-------- Data for processing
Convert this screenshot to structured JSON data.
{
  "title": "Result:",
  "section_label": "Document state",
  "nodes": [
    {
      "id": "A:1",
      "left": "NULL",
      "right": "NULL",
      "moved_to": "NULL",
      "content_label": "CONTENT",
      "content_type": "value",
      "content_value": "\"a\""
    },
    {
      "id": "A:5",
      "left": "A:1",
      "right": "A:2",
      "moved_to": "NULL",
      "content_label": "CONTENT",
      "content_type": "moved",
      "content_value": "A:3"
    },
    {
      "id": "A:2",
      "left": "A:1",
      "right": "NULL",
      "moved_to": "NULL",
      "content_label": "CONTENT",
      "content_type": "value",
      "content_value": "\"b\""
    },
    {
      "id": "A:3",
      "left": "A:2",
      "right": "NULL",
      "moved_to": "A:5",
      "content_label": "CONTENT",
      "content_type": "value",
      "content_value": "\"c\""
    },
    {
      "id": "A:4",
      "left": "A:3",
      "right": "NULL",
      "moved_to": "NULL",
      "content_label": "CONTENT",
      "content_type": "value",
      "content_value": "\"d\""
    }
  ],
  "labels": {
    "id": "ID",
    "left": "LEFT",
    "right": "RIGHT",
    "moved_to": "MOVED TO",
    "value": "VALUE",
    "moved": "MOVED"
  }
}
----------------
[Objective] Please set down each line of the records exactly as given.

[Task response]
Convert this screenshot to structured JSON data.
{
  "title": "Result:",
  "section_label": "Document state",
  "nodes": [
    {
      "id": "A:1",
      "left": "NULL",
      "right": "NULL",
      "moved_to": "NULL",
      "content_label": "CONTENT",
      "content_type": "value",
      "content_value": "\"a\""
    },
    {
      "id": "A:5",
      "left": "A:1",
      "right": "A:2",
      "moved_to": "NULL",
      "content_label": "CONTENT",
      "content_type": "moved",
      "content_value": "A:3"
    },
    {
      "id": "A:2",
      "left": "A:1",
      "right": "NULL",
      "moved_to": "NULL",
      "content_label": "CONTENT",
      "content_type": "value",
      "content_value": "\"b\""
    },
    {
      "id": "A:3",
      "left": "A:2",
      "right": "NULL",
      "moved_to": "A:5",
      "content_label": "CONTENT",
      "content_type": "value",
      "content_value": "\"c\""
    },
    {
      "id": "A:4",
      "left": "A:3",
      "right": "NULL",
      "moved_to": "NULL",
      "content_label": "CONTENT",
      "content_type": "value",
      "content_value": "\"d\""
    }
  ],
  "labels": {
    "id": "ID",
    "left": "LEFT",
    "right": "RIGHT",
    "moved_to": "MOVED TO",
    "value": "VALUE",
    "moved": "MOVED"
  }
}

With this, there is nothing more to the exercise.